* BEGIN Excerpted records *

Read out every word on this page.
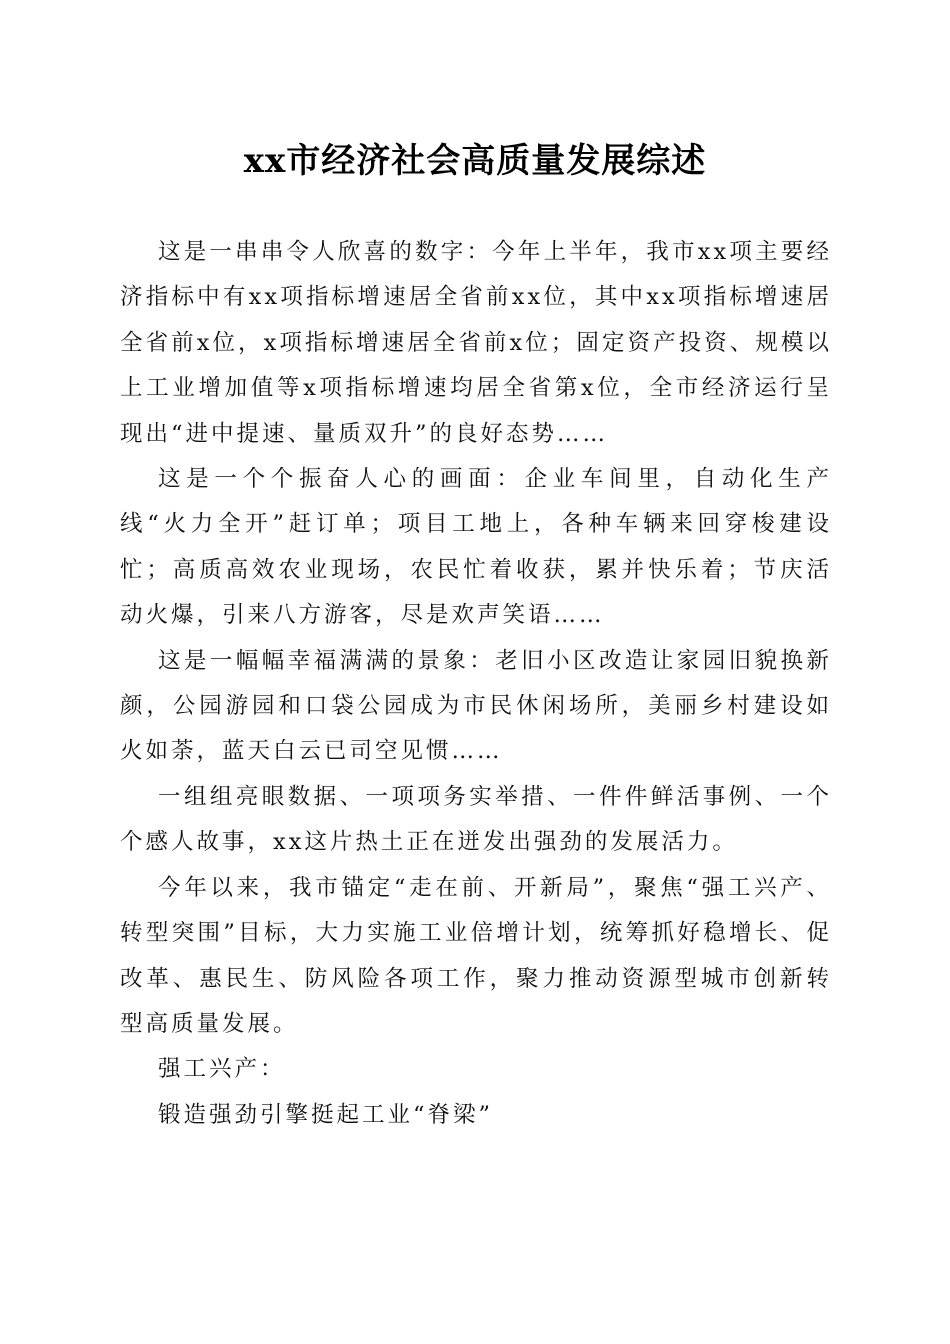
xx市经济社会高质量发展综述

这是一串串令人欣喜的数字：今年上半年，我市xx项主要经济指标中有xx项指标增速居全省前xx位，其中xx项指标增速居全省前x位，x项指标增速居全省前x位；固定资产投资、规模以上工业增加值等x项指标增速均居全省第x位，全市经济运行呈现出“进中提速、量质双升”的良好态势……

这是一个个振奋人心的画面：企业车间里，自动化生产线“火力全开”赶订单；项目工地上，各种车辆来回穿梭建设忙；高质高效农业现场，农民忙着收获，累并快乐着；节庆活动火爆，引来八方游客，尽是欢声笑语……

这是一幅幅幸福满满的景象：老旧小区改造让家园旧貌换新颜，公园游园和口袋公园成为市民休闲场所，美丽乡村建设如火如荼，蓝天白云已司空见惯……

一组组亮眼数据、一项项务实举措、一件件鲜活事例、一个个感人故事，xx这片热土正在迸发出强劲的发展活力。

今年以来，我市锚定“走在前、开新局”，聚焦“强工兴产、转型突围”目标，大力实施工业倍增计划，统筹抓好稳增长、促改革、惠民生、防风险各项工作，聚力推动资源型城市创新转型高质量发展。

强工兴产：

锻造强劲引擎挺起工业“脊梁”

* END Excerpted records *

▶ **What to work on**:
Show the lines of the records that contain the word "强工兴产".

▶ **Reply to the task**:
今年以来，我市锚定“走在前、开新局”，聚焦“强工兴产、转型突围”目标，大力实施工业倍增计划，统筹抓好稳增长、促改革、惠民生、防风险各项工作，聚力推动资源型城市创新转型高质量发展。
强工兴产：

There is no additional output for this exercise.